==== Data entries ====
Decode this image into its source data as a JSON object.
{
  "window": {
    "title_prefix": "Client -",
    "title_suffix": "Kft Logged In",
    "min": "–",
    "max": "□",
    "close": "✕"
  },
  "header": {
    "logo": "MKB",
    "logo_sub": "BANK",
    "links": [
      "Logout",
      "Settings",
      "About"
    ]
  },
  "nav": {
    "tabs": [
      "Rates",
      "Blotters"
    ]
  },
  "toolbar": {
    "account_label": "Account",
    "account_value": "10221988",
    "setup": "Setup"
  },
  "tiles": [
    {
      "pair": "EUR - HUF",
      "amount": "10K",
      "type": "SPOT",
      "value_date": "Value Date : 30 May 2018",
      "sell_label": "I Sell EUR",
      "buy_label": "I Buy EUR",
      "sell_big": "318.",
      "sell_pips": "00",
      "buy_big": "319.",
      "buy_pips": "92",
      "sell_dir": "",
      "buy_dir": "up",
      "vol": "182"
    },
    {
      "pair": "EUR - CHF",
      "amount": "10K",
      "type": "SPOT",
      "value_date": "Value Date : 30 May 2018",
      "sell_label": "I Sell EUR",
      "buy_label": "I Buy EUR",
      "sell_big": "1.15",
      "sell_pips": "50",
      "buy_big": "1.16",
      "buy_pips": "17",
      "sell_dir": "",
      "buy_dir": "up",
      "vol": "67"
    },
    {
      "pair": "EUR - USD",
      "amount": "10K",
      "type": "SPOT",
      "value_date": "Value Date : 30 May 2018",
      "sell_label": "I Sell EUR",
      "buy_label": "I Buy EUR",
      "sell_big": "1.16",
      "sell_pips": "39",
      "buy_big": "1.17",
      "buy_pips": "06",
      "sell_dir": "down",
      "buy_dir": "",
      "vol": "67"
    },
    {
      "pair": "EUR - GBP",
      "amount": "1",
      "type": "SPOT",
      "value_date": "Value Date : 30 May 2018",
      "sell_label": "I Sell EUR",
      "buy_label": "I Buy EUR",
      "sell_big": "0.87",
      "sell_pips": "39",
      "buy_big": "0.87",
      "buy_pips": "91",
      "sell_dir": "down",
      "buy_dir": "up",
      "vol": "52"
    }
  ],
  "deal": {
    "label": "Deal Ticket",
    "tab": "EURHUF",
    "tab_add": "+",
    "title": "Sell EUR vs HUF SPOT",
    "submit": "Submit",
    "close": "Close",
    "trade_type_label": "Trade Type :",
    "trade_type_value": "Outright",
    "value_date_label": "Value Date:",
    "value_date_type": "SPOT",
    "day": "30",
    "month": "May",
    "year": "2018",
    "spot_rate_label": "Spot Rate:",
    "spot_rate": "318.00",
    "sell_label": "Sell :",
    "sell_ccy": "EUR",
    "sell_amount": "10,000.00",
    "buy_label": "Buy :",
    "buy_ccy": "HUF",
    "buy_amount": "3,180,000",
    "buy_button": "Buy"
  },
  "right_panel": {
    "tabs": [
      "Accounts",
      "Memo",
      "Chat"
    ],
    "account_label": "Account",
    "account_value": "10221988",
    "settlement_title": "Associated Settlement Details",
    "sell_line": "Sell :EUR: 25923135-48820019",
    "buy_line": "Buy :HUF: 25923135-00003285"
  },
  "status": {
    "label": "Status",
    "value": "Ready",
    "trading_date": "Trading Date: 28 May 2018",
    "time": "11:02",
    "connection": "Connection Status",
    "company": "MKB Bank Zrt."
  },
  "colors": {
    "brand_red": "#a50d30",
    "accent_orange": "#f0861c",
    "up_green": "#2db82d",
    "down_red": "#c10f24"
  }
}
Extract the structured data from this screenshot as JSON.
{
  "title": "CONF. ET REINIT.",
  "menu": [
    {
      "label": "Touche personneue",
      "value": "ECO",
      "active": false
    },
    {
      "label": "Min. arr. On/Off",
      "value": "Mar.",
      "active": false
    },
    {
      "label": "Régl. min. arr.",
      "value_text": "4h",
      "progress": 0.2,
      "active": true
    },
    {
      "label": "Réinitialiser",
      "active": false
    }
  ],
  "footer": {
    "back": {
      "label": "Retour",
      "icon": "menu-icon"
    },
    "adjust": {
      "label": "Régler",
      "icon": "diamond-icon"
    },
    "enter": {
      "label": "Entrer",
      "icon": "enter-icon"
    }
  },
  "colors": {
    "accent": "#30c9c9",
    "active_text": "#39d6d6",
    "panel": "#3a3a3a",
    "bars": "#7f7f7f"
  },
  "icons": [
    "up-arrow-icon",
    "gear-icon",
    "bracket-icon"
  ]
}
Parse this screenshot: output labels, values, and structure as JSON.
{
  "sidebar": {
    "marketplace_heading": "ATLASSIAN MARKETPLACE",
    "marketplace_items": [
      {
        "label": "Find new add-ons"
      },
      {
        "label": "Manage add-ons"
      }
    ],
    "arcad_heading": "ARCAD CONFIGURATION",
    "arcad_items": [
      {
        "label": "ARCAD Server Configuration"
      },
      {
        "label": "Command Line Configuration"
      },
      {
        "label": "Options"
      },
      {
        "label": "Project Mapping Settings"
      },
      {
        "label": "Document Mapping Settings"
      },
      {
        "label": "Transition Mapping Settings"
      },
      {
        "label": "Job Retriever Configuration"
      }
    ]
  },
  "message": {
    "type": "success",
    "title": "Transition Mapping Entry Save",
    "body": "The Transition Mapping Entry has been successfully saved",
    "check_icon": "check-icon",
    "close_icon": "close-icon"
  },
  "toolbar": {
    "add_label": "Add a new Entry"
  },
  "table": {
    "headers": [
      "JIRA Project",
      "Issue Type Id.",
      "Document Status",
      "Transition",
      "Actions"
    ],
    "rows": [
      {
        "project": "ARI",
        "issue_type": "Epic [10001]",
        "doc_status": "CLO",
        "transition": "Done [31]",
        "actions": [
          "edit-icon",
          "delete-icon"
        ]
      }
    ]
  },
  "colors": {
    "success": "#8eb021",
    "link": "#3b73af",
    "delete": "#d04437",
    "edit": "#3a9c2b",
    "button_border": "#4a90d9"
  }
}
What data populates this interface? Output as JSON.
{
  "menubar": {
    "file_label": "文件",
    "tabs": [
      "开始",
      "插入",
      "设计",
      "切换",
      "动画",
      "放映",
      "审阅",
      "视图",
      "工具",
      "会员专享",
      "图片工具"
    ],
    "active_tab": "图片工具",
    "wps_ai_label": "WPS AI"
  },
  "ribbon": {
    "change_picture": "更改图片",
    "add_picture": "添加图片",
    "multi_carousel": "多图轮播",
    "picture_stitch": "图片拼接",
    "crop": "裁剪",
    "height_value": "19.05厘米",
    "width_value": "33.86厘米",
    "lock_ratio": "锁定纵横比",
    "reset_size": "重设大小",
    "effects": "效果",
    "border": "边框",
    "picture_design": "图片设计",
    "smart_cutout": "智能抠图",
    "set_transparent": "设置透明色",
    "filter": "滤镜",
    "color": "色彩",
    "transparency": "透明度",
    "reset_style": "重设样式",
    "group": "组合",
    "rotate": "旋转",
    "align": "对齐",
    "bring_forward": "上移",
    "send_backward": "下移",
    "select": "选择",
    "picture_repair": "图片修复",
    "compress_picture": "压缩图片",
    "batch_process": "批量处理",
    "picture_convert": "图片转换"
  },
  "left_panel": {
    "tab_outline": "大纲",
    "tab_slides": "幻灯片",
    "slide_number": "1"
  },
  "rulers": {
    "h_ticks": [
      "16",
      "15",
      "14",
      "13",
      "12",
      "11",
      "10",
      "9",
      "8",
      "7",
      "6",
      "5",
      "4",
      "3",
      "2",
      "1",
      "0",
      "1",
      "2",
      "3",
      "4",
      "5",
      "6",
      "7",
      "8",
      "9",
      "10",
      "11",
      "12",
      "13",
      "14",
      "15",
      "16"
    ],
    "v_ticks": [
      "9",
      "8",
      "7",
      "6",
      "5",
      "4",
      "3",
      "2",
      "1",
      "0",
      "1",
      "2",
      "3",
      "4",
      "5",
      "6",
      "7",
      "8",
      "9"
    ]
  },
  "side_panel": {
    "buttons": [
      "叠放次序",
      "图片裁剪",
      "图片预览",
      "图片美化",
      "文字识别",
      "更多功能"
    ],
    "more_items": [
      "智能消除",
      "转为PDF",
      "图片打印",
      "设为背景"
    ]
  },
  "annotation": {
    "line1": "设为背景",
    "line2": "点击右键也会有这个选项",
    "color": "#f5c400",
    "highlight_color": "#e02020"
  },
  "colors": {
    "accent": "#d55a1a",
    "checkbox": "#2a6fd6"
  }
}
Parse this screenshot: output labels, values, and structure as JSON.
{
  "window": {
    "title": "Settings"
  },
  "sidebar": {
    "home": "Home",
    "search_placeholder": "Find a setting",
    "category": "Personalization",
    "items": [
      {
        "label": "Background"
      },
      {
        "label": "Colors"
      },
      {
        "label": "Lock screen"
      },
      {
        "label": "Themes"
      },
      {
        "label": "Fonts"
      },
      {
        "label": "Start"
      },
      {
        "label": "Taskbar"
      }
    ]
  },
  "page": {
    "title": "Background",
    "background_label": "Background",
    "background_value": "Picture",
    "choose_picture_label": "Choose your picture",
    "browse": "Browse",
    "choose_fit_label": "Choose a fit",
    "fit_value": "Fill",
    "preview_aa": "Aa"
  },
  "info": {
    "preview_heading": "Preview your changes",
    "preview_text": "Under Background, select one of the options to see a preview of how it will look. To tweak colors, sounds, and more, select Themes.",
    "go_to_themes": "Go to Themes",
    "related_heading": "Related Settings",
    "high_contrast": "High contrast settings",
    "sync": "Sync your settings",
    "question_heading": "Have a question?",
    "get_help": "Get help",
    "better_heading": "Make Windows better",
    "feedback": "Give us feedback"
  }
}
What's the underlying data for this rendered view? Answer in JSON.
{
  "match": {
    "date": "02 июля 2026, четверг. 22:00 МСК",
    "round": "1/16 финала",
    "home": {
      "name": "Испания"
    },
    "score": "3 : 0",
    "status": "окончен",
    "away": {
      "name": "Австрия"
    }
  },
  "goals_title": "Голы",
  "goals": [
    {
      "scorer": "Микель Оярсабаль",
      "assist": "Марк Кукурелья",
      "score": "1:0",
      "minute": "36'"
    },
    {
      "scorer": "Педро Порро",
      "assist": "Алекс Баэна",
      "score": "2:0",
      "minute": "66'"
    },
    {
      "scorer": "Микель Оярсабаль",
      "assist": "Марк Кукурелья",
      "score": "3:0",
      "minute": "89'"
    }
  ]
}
====
▶ **Exercise objective**:
Starting with the line that contains "What's the underlying", write out each line through the end of the listing, exactly as it appears, and include nothing else.

▶ **Written reply**:
What's the underlying data for this rendered view? Answer in JSON.
{
  "match": {
    "date": "02 июля 2026, четверг. 22:00 МСК",
    "round": "1/16 финала",
    "home": {
      "name": "Испания"
    },
    "score": "3 : 0",
    "status": "окончен",
    "away": {
      "name": "Австрия"
    }
  },
  "goals_title": "Голы",
  "goals": [
    {
      "scorer": "Микель Оярсабаль",
      "assist": "Марк Кукурелья",
      "score": "1:0",
      "minute": "36'"
    },
    {
      "scorer": "Педро Порро",
      "assist": "Алекс Баэна",
      "score": "2:0",
      "minute": "66'"
    },
    {
      "scorer": "Микель Оярсабаль",
      "assist": "Марк Кукурелья",
      "score": "3:0",
      "minute": "89'"
    }
  ]
}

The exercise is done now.